[start]

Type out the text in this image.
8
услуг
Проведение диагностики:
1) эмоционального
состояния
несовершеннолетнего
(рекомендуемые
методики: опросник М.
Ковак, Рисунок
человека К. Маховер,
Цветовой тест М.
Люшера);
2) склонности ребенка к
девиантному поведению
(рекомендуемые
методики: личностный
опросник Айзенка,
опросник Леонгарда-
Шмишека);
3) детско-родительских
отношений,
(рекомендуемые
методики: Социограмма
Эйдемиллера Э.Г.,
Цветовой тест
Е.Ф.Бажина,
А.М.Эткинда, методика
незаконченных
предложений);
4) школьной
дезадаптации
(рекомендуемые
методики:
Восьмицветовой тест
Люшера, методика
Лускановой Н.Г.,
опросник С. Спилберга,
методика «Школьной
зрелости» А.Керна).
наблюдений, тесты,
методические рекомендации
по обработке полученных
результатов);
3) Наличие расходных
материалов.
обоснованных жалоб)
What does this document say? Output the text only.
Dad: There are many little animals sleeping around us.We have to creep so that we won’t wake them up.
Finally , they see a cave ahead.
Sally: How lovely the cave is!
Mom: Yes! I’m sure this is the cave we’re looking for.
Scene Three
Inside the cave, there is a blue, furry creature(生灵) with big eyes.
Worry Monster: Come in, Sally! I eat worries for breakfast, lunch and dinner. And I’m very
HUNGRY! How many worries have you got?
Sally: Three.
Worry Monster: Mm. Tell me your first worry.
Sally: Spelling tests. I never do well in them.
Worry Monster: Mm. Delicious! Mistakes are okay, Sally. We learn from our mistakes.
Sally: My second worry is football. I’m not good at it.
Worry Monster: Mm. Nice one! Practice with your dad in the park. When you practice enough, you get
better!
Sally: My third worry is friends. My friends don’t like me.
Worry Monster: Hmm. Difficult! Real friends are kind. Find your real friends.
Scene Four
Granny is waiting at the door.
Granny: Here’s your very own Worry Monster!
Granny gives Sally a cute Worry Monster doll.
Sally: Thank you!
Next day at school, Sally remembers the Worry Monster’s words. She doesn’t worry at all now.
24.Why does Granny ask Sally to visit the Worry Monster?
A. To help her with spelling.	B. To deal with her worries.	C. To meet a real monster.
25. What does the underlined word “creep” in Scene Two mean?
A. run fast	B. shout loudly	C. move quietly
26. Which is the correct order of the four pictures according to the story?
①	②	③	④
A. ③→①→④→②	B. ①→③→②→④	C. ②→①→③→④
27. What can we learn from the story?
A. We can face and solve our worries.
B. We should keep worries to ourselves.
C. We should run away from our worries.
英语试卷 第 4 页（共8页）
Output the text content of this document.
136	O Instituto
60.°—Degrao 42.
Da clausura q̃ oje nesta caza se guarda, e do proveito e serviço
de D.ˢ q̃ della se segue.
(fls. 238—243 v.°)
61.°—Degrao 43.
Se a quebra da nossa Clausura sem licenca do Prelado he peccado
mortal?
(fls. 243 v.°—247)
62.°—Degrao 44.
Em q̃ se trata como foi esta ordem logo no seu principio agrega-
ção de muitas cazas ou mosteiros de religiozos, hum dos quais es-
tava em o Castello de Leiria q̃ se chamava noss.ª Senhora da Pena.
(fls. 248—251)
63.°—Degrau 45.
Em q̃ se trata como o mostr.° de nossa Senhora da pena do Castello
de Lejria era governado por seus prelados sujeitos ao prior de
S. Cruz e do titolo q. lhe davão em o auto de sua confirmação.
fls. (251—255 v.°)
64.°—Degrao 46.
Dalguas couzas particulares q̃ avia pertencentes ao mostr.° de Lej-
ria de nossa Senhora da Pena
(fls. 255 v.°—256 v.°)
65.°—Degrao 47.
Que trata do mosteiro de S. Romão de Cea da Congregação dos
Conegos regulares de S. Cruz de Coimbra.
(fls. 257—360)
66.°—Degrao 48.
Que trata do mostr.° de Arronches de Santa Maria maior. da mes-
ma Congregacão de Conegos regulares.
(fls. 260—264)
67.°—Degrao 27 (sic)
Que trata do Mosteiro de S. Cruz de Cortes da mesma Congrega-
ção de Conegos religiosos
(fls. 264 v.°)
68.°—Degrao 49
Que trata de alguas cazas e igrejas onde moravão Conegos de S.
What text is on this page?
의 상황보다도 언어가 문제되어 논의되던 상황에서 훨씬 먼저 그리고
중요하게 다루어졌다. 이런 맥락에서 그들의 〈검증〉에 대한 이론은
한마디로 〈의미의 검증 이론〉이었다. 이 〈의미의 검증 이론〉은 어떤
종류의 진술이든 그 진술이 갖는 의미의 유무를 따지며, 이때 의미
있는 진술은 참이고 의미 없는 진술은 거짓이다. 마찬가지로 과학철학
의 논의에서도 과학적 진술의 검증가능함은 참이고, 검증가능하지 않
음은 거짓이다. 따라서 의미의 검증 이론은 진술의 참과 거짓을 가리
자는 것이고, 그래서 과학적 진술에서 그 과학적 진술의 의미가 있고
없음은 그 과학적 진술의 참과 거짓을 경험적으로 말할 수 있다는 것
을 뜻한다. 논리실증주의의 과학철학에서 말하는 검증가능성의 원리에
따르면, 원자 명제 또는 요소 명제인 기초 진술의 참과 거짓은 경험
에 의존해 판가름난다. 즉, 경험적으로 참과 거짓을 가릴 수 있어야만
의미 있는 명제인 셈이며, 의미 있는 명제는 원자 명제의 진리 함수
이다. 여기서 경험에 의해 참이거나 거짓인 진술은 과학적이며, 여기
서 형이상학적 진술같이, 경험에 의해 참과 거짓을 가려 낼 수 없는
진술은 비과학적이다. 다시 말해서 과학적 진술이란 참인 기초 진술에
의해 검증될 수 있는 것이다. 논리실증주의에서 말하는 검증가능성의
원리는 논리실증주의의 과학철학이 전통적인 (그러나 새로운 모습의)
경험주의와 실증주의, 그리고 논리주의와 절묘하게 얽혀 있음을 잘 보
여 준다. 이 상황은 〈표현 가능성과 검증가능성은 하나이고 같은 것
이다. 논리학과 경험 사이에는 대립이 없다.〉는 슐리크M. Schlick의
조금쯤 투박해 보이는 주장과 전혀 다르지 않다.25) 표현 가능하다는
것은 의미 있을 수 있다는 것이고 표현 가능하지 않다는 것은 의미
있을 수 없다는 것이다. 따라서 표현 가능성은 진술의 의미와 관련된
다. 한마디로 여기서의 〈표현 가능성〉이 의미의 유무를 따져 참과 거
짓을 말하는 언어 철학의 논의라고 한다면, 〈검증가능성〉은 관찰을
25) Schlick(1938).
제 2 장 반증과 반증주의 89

[end]

*Problem statement:*
From the first line to the last, retype the data exactly.

*Result below:*
Type out the text in this image.
8
услуг
Проведение диагностики:
1) эмоционального
состояния
несовершеннолетнего
(рекомендуемые
методики: опросник М.
Ковак, Рисунок
человека К. Маховер,
Цветовой тест М.
Люшера);
2) склонности ребенка к
девиантному поведению
(рекомендуемые
методики: личностный
опросник Айзенка,
опросник Леонгарда-
Шмишека);
3) детско-родительских
отношений,
(рекомендуемые
методики: Социограмма
Эйдемиллера Э.Г.,
Цветовой тест
Е.Ф.Бажина,
А.М.Эткинда, методика
незаконченных
предложений);
4) школьной
дезадаптации
(рекомендуемые
методики:
Восьмицветовой тест
Люшера, методика
Лускановой Н.Г.,
опросник С. Спилберга,
методика «Школьной
зрелости» А.Керна).
наблюдений, тесты,
методические рекомендации
по обработке полученных
результатов);
3) Наличие расходных
материалов.
обоснованных жалоб)
What does this document say? Output the text only.
Dad: There are many little animals sleeping around us.We have to creep so that we won’t wake them up.
Finally , they see a cave ahead.
Sally: How lovely the cave is!
Mom: Yes! I’m sure this is the cave we’re looking for.
Scene Three
Inside the cave, there is a blue, furry creature(生灵) with big eyes.
Worry Monster: Come in, Sally! I eat worries for breakfast, lunch and dinner. And I’m very
HUNGRY! How many worries have you got?
Sally: Three.
Worry Monster: Mm. Tell me your first worry.
Sally: Spelling tests. I never do well in them.
Worry Monster: Mm. Delicious! Mistakes are okay, Sally. We learn from our mistakes.
Sally: My second worry is football. I’m not good at it.
Worry Monster: Mm. Nice one! Practice with your dad in the park. When you practice enough, you get
better!
Sally: My third worry is friends. My friends don’t like me.
Worry Monster: Hmm. Difficult! Real friends are kind. Find your real friends.
Scene Four
Granny is waiting at the door.
Granny: Here’s your very own Worry Monster!
Granny gives Sally a cute Worry Monster doll.
Sally: Thank you!
Next day at school, Sally remembers the Worry Monster’s words. She doesn’t worry at all now.
24.Why does Granny ask Sally to visit the Worry Monster?
A. To help her with spelling.	B. To deal with her worries.	C. To meet a real monster.
25. What does the underlined word “creep” in Scene Two mean?
A. run fast	B. shout loudly	C. move quietly
26. Which is the correct order of the four pictures according to the story?
①	②	③	④
A. ③→①→④→②	B. ①→③→②→④	C. ②→①→③→④
27. What can we learn from the story?
A. We can face and solve our worries.
B. We should keep worries to ourselves.
C. We should run away from our worries.
英语试卷 第 4 页（共8页）
Output the text content of this document.
136	O Instituto
60.°—Degrao 42.
Da clausura q̃ oje nesta caza se guarda, e do proveito e serviço
de D.ˢ q̃ della se segue.
(fls. 238—243 v.°)
61.°—Degrao 43.
Se a quebra da nossa Clausura sem licenca do Prelado he peccado
mortal?
(fls. 243 v.°—247)
62.°—Degrao 44.
Em q̃ se trata como foi esta ordem logo no seu principio agrega-
ção de muitas cazas ou mosteiros de religiozos, hum dos quais es-
tava em o Castello de Leiria q̃ se chamava noss.ª Senhora da Pena.
(fls. 248—251)
63.°—Degrau 45.
Em q̃ se trata como o mostr.° de nossa Senhora da pena do Castello
de Lejria era governado por seus prelados sujeitos ao prior de
S. Cruz e do titolo q. lhe davão em o auto de sua confirmação.
fls. (251—255 v.°)
64.°—Degrao 46.
Dalguas couzas particulares q̃ avia pertencentes ao mostr.° de Lej-
ria de nossa Senhora da Pena
(fls. 255 v.°—256 v.°)
65.°—Degrao 47.
Que trata do mosteiro de S. Romão de Cea da Congregação dos
Conegos regulares de S. Cruz de Coimbra.
(fls. 257—360)
66.°—Degrao 48.
Que trata do mostr.° de Arronches de Santa Maria maior. da mes-
ma Congregacão de Conegos regulares.
(fls. 260—264)
67.°—Degrao 27 (sic)
Que trata do Mosteiro de S. Cruz de Cortes da mesma Congrega-
ção de Conegos religiosos
(fls. 264 v.°)
68.°—Degrao 49
Que trata de alguas cazas e igrejas onde moravão Conegos de S.
What text is on this page?
의 상황보다도 언어가 문제되어 논의되던 상황에서 훨씬 먼저 그리고
중요하게 다루어졌다. 이런 맥락에서 그들의 〈검증〉에 대한 이론은
한마디로 〈의미의 검증 이론〉이었다. 이 〈의미의 검증 이론〉은 어떤
종류의 진술이든 그 진술이 갖는 의미의 유무를 따지며, 이때 의미
있는 진술은 참이고 의미 없는 진술은 거짓이다. 마찬가지로 과학철학
의 논의에서도 과학적 진술의 검증가능함은 참이고, 검증가능하지 않
음은 거짓이다. 따라서 의미의 검증 이론은 진술의 참과 거짓을 가리
자는 것이고, 그래서 과학적 진술에서 그 과학적 진술의 의미가 있고
없음은 그 과학적 진술의 참과 거짓을 경험적으로 말할 수 있다는 것
을 뜻한다. 논리실증주의의 과학철학에서 말하는 검증가능성의 원리에
따르면, 원자 명제 또는 요소 명제인 기초 진술의 참과 거짓은 경험
에 의존해 판가름난다. 즉, 경험적으로 참과 거짓을 가릴 수 있어야만
의미 있는 명제인 셈이며, 의미 있는 명제는 원자 명제의 진리 함수
이다. 여기서 경험에 의해 참이거나 거짓인 진술은 과학적이며, 여기
서 형이상학적 진술같이, 경험에 의해 참과 거짓을 가려 낼 수 없는
진술은 비과학적이다. 다시 말해서 과학적 진술이란 참인 기초 진술에
의해 검증될 수 있는 것이다. 논리실증주의에서 말하는 검증가능성의
원리는 논리실증주의의 과학철학이 전통적인 (그러나 새로운 모습의)
경험주의와 실증주의, 그리고 논리주의와 절묘하게 얽혀 있음을 잘 보
여 준다. 이 상황은 〈표현 가능성과 검증가능성은 하나이고 같은 것
이다. 논리학과 경험 사이에는 대립이 없다.〉는 슐리크M. Schlick의
조금쯤 투박해 보이는 주장과 전혀 다르지 않다.25) 표현 가능하다는
것은 의미 있을 수 있다는 것이고 표현 가능하지 않다는 것은 의미
있을 수 없다는 것이다. 따라서 표현 가능성은 진술의 의미와 관련된
다. 한마디로 여기서의 〈표현 가능성〉이 의미의 유무를 따져 참과 거
짓을 말하는 언어 철학의 논의라고 한다면, 〈검증가능성〉은 관찰을
25) Schlick(1938).
제 2 장 반증과 반증주의 89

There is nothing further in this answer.